=== Requirement ===
In the entries below, find every line holding the string "count" and collect it.

=== Stored rows ===
***

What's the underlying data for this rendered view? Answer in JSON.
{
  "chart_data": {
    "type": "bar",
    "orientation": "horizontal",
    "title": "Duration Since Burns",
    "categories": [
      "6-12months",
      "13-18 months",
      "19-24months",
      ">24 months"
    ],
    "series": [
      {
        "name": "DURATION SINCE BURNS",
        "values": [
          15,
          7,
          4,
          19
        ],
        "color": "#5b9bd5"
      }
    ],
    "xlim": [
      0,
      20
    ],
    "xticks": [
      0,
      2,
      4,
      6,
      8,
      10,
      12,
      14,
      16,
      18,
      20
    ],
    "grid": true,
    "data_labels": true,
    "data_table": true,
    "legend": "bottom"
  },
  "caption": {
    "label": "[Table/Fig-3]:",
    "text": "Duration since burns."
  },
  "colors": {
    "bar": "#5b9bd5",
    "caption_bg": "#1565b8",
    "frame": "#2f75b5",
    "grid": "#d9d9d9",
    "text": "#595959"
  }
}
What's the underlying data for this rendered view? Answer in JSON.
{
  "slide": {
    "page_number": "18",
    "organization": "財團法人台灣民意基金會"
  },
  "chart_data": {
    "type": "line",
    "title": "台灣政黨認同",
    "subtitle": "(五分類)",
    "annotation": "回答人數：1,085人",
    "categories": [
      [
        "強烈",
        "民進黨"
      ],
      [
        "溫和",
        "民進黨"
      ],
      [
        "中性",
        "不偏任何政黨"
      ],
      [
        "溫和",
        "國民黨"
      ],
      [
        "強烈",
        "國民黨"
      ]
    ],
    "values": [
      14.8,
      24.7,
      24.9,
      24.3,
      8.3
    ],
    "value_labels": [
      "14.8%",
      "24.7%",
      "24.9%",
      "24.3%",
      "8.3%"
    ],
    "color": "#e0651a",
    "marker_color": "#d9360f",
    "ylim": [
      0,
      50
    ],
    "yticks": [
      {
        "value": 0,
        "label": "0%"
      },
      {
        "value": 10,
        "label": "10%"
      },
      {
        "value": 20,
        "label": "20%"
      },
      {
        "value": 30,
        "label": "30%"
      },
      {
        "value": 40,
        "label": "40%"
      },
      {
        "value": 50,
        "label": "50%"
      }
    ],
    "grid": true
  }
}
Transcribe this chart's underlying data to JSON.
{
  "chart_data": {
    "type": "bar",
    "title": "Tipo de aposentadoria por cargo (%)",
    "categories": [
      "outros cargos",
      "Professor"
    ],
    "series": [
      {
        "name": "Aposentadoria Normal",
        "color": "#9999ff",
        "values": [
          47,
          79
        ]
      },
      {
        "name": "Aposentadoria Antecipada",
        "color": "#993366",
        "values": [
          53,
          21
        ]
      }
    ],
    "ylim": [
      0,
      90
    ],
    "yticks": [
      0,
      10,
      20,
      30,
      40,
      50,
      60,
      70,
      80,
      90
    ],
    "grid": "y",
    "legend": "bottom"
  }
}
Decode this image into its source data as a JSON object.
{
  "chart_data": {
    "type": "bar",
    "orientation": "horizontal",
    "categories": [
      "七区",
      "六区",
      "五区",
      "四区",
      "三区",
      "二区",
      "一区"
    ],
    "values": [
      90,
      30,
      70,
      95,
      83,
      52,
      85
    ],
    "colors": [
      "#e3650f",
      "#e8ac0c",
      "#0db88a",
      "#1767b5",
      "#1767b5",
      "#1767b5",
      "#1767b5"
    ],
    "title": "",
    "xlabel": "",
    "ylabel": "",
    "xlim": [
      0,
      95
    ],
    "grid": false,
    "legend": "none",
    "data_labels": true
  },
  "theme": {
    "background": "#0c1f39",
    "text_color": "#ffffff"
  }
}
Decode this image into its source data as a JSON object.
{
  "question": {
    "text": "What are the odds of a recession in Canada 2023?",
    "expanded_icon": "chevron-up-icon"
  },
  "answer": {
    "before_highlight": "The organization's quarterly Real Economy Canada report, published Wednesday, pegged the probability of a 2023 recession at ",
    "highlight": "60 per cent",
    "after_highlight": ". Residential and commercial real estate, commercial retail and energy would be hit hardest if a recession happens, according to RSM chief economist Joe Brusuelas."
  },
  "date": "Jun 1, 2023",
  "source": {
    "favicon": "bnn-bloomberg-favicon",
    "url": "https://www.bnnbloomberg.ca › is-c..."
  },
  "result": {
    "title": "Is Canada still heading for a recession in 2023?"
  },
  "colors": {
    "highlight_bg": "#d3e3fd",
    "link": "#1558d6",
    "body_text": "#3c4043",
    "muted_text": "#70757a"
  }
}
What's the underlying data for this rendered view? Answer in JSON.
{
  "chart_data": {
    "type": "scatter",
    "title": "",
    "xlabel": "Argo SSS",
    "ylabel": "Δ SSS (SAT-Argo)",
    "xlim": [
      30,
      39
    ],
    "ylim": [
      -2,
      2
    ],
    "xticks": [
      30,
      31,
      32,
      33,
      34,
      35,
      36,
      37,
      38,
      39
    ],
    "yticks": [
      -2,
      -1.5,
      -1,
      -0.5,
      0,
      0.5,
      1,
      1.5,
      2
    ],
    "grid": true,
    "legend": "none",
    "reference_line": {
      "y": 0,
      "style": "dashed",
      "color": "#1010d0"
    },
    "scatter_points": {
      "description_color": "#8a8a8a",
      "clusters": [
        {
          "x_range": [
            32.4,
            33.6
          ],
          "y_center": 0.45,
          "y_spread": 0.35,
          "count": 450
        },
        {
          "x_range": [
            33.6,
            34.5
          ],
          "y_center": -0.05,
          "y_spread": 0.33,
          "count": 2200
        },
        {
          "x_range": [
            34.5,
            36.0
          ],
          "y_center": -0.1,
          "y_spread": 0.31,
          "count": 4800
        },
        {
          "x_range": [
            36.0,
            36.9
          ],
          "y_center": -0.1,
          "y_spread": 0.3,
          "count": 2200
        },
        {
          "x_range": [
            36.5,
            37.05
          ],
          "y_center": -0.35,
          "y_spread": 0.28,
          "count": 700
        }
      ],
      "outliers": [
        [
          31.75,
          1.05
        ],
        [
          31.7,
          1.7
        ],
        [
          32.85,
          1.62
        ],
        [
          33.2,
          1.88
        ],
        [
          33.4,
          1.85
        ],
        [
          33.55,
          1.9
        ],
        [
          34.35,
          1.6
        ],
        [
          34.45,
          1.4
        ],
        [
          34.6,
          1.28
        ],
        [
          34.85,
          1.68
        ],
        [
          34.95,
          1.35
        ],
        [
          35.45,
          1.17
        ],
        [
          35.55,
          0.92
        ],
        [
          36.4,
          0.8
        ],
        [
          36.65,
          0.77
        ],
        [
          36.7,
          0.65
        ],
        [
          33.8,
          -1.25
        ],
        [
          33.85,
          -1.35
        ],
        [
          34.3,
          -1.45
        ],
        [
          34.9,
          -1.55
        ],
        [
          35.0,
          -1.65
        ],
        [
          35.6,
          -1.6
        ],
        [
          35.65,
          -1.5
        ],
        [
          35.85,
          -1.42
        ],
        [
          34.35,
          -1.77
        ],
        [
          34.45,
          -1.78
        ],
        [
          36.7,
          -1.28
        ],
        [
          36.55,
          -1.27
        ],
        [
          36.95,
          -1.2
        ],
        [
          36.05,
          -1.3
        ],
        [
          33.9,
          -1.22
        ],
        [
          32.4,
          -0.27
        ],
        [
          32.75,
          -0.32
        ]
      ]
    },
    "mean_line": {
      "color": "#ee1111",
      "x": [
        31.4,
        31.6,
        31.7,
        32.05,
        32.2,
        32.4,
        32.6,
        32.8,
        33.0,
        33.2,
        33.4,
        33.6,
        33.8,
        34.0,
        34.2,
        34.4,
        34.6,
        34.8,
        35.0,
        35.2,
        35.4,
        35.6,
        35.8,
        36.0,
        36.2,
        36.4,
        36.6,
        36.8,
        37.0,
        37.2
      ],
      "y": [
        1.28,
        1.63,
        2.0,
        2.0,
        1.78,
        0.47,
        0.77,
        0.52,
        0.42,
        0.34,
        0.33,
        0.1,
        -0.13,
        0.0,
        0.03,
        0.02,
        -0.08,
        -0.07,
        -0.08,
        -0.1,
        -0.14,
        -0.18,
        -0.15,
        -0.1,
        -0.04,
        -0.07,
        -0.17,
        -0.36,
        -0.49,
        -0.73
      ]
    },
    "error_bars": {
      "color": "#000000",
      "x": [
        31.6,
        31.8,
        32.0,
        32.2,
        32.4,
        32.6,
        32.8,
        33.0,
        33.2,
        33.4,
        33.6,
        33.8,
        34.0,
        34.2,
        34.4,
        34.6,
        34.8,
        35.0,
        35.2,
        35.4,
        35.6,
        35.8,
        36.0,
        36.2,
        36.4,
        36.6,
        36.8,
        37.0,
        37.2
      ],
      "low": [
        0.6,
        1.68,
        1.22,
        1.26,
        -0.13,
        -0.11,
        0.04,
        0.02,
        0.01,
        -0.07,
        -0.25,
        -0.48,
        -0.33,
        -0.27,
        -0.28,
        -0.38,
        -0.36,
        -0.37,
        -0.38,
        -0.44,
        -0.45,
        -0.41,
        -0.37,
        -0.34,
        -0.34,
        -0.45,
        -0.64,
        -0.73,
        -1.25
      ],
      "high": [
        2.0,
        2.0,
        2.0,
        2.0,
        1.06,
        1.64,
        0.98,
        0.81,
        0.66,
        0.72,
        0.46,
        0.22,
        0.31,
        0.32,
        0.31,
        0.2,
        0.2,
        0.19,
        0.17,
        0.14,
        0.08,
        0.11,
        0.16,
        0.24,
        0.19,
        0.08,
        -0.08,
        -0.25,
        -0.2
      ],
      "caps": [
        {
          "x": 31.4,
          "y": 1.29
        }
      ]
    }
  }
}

***

=== The response ===
          "count": 450
          "count": 2200
          "count": 4800
          "count": 2200
          "count": 700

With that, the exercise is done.